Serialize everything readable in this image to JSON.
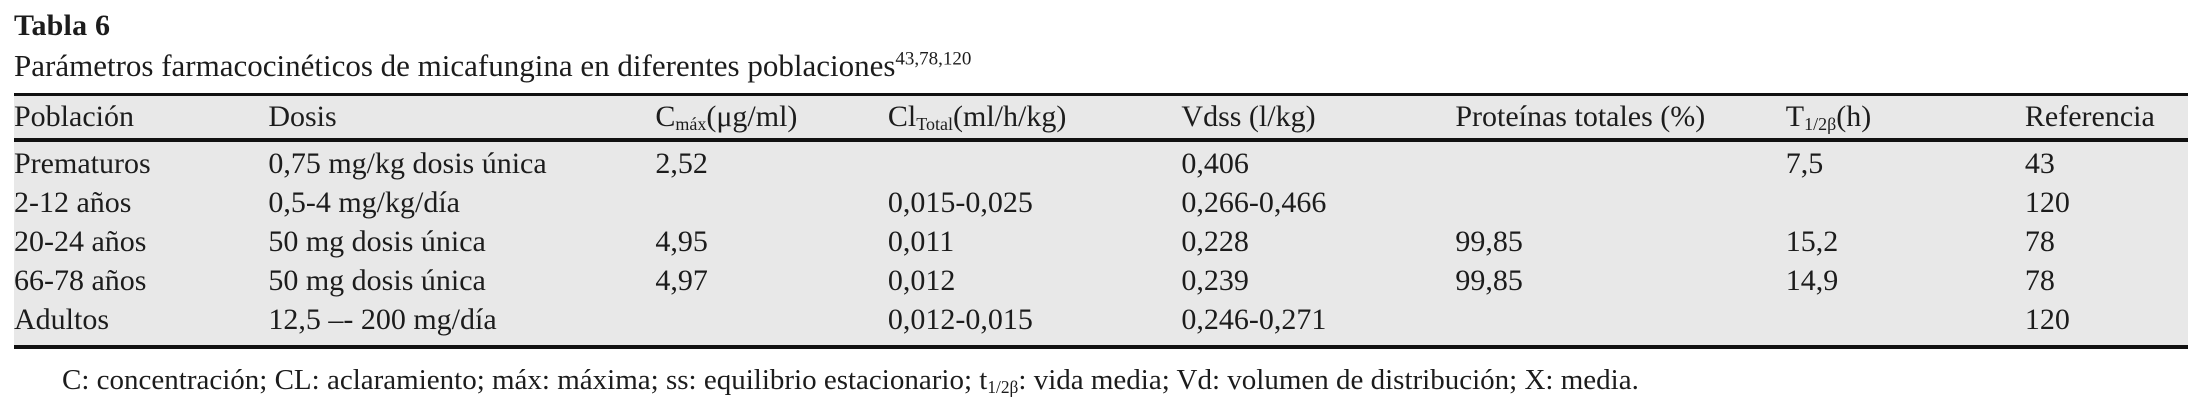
{
  "table_label": "Tabla 6",
  "caption": {
    "text": "Parámetros farmacocinéticos de micafungina en diferentes poblaciones",
    "refs": "43,78,120"
  },
  "columns": [
    {
      "pre": "Población",
      "sub": "",
      "post": ""
    },
    {
      "pre": "Dosis",
      "sub": "",
      "post": ""
    },
    {
      "pre": "C",
      "sub": "máx",
      "post": "(μg/ml)"
    },
    {
      "pre": "Cl",
      "sub": "Total",
      "post": "(ml/h/kg)"
    },
    {
      "pre": "Vdss (l/kg)",
      "sub": "",
      "post": ""
    },
    {
      "pre": "Proteínas totales (%)",
      "sub": "",
      "post": ""
    },
    {
      "pre": "T",
      "sub": "1/2β",
      "post": "(h)"
    },
    {
      "pre": "Referencia",
      "sub": "",
      "post": ""
    }
  ],
  "rows": [
    [
      "Prematuros",
      "0,75 mg/kg dosis única",
      "2,52",
      "",
      "0,406",
      "",
      "7,5",
      "43"
    ],
    [
      "2-12 años",
      "0,5-4 mg/kg/día",
      "",
      "0,015-0,025",
      "0,266-0,466",
      "",
      "",
      "120"
    ],
    [
      "20-24 años",
      "50 mg dosis única",
      "4,95",
      "0,011",
      "0,228",
      "99,85",
      "15,2",
      "78"
    ],
    [
      "66-78 años",
      "50 mg dosis única",
      "4,97",
      "0,012",
      "0,239",
      "99,85",
      "14,9",
      "78"
    ],
    [
      "Adultos",
      "12,5 –- 200 mg/día",
      "",
      "0,012-0,015",
      "0,246-0,271",
      "",
      "",
      "120"
    ]
  ],
  "footnote": {
    "pre": "C: concentración; CL: aclaramiento; máx: máxima; ss: equilibrio estacionario; t",
    "sub": "1/2β",
    "post": ": vida media; Vd: volumen de distribución; X: media."
  },
  "colors": {
    "text": "#1c1c1c",
    "rule": "#111111",
    "table_band": "#e8e8e8",
    "page_background": "#ffffff"
  }
}
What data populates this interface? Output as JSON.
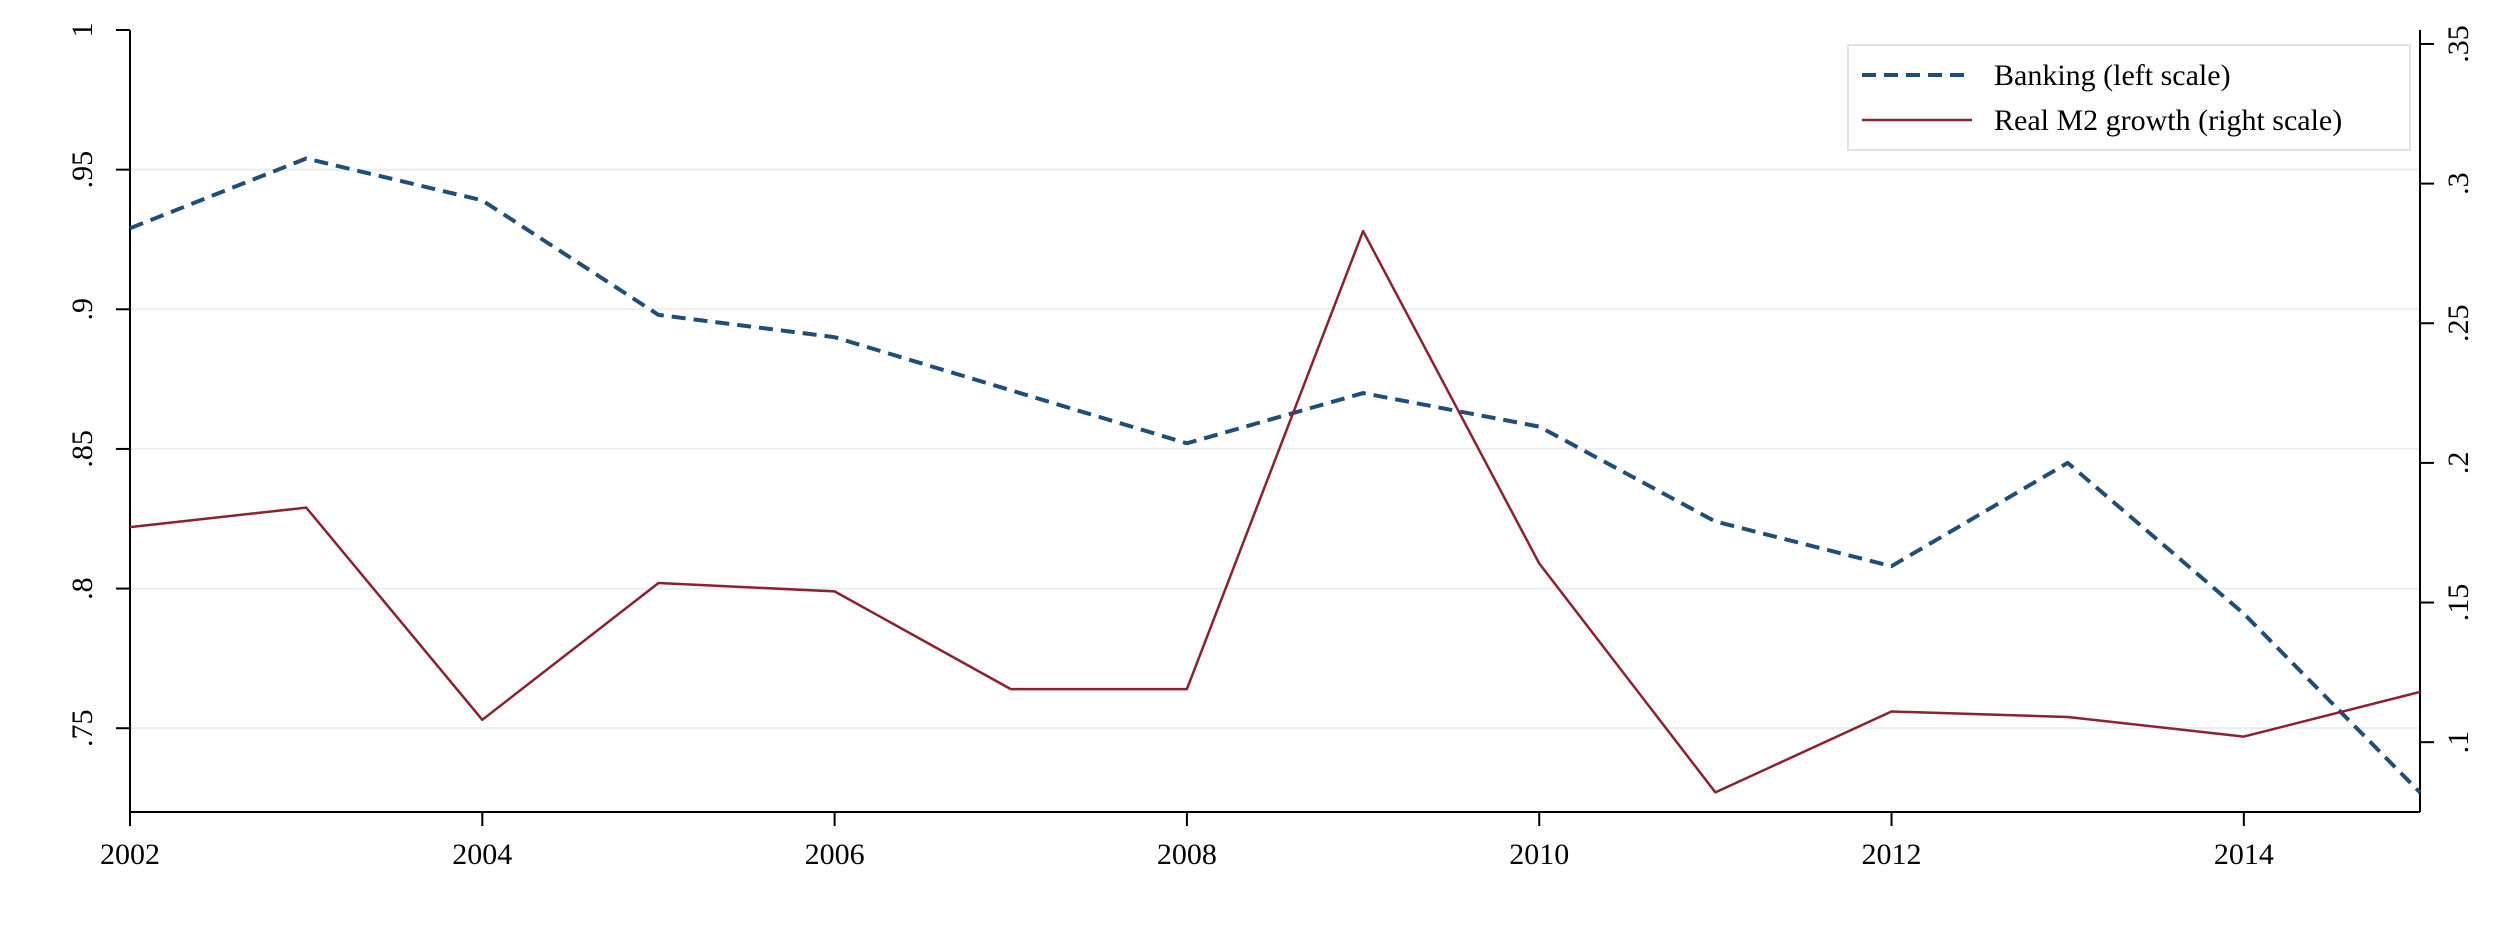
{
  "chart_data": {
    "type": "line",
    "title": "",
    "xlabel": "",
    "ylabel_left": "",
    "ylabel_right": "",
    "x": [
      2002,
      2003,
      2004,
      2005,
      2006,
      2007,
      2008,
      2009,
      2010,
      2011,
      2012,
      2013,
      2014,
      2015
    ],
    "x_ticks": [
      2002,
      2004,
      2006,
      2008,
      2010,
      2012,
      2014
    ],
    "x_tick_labels": [
      "2002",
      "2004",
      "2006",
      "2008",
      "2010",
      "2012",
      "2014"
    ],
    "xlim": [
      2002,
      2015
    ],
    "y_left": {
      "lim": [
        0.72,
        1.0
      ],
      "ticks": [
        0.75,
        0.8,
        0.85,
        0.9,
        0.95,
        1.0
      ],
      "tick_labels": [
        ".75",
        ".8",
        ".85",
        ".9",
        ".95",
        "1"
      ]
    },
    "y_right": {
      "lim": [
        0.075,
        0.355
      ],
      "ticks": [
        0.1,
        0.15,
        0.2,
        0.25,
        0.3,
        0.35
      ],
      "tick_labels": [
        ".1",
        ".15",
        ".2",
        ".25",
        ".3",
        ".35"
      ]
    },
    "grid": true,
    "legend": "top-right",
    "series": [
      {
        "name": "Banking (left scale)",
        "axis": "left",
        "style": "dashed",
        "color": "#1f4e79",
        "values": [
          0.929,
          0.954,
          0.939,
          0.898,
          0.89,
          0.871,
          0.852,
          0.87,
          0.858,
          0.824,
          0.808,
          0.845,
          0.791,
          0.727
        ]
      },
      {
        "name": "Real M2 growth (right scale)",
        "axis": "right",
        "style": "solid",
        "color": "#8b2131",
        "values": [
          0.177,
          0.184,
          0.108,
          0.157,
          0.154,
          0.119,
          0.119,
          0.283,
          0.164,
          0.082,
          0.111,
          0.109,
          0.102,
          0.118
        ]
      }
    ]
  }
}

** EXERCISE REQUIREMENTS **
Transcribe all of the entries word for word, but skip any pictures they contain.

** RESULT FOR THIS TASK **
Serialize everything readable in this image to JSON.
{
  "table_label": "Tabla 6",
  "caption": {
    "text": "Parámetros farmacocinéticos de micafungina en diferentes poblaciones",
    "refs": "43,78,120"
  },
  "columns": [
    {
      "pre": "Población",
      "sub": "",
      "post": ""
    },
    {
      "pre": "Dosis",
      "sub": "",
      "post": ""
    },
    {
      "pre": "C",
      "sub": "máx",
      "post": "(μg/ml)"
    },
    {
      "pre": "Cl",
      "sub": "Total",
      "post": "(ml/h/kg)"
    },
    {
      "pre": "Vdss (l/kg)",
      "sub": "",
      "post": ""
    },
    {
      "pre": "Proteínas totales (%)",
      "sub": "",
      "post": ""
    },
    {
      "pre": "T",
      "sub": "1/2β",
      "post": "(h)"
    },
    {
      "pre": "Referencia",
      "sub": "",
      "post": ""
    }
  ],
  "rows": [
    [
      "Prematuros",
      "0,75 mg/kg dosis única",
      "2,52",
      "",
      "0,406",
      "",
      "7,5",
      "43"
    ],
    [
      "2-12 años",
      "0,5-4 mg/kg/día",
      "",
      "0,015-0,025",
      "0,266-0,466",
      "",
      "",
      "120"
    ],
    [
      "20-24 años",
      "50 mg dosis única",
      "4,95",
      "0,011",
      "0,228",
      "99,85",
      "15,2",
      "78"
    ],
    [
      "66-78 años",
      "50 mg dosis única",
      "4,97",
      "0,012",
      "0,239",
      "99,85",
      "14,9",
      "78"
    ],
    [
      "Adultos",
      "12,5 –- 200 mg/día",
      "",
      "0,012-0,015",
      "0,246-0,271",
      "",
      "",
      "120"
    ]
  ],
  "footnote": {
    "pre": "C: concentración; CL: aclaramiento; máx: máxima; ss: equilibrio estacionario; t",
    "sub": "1/2β",
    "post": ": vida media; Vd: volumen de distribución; X: media."
  },
  "colors": {
    "text": "#1c1c1c",
    "rule": "#111111",
    "table_band": "#e8e8e8",
    "page_background": "#ffffff"
  }
}
What data populates this interface? Output as JSON.
{
  "chart_data": {
    "type": "line",
    "title": "",
    "xlabel": "",
    "ylabel_left": "",
    "ylabel_right": "",
    "x": [
      2002,
      2003,
      2004,
      2005,
      2006,
      2007,
      2008,
      2009,
      2010,
      2011,
      2012,
      2013,
      2014,
      2015
    ],
    "x_ticks": [
      2002,
      2004,
      2006,
      2008,
      2010,
      2012,
      2014
    ],
    "x_tick_labels": [
      "2002",
      "2004",
      "2006",
      "2008",
      "2010",
      "2012",
      "2014"
    ],
    "xlim": [
      2002,
      2015
    ],
    "y_left": {
      "lim": [
        0.72,
        1.0
      ],
      "ticks": [
        0.75,
        0.8,
        0.85,
        0.9,
        0.95,
        1.0
      ],
      "tick_labels": [
        ".75",
        ".8",
        ".85",
        ".9",
        ".95",
        "1"
      ]
    },
    "y_right": {
      "lim": [
        0.075,
        0.355
      ],
      "ticks": [
        0.1,
        0.15,
        0.2,
        0.25,
        0.3,
        0.35
      ],
      "tick_labels": [
        ".1",
        ".15",
        ".2",
        ".25",
        ".3",
        ".35"
      ]
    },
    "grid": true,
    "legend": "top-right",
    "series": [
      {
        "name": "Banking (left scale)",
        "axis": "left",
        "style": "dashed",
        "color": "#1f4e79",
        "values": [
          0.929,
          0.954,
          0.939,
          0.898,
          0.89,
          0.871,
          0.852,
          0.87,
          0.858,
          0.824,
          0.808,
          0.845,
          0.791,
          0.727
        ]
      },
      {
        "name": "Real M2 growth (right scale)",
        "axis": "right",
        "style": "solid",
        "color": "#8b2131",
        "values": [
          0.177,
          0.184,
          0.108,
          0.157,
          0.154,
          0.119,
          0.119,
          0.283,
          0.164,
          0.082,
          0.111,
          0.109,
          0.102,
          0.118
        ]
      }
    ]
  }
}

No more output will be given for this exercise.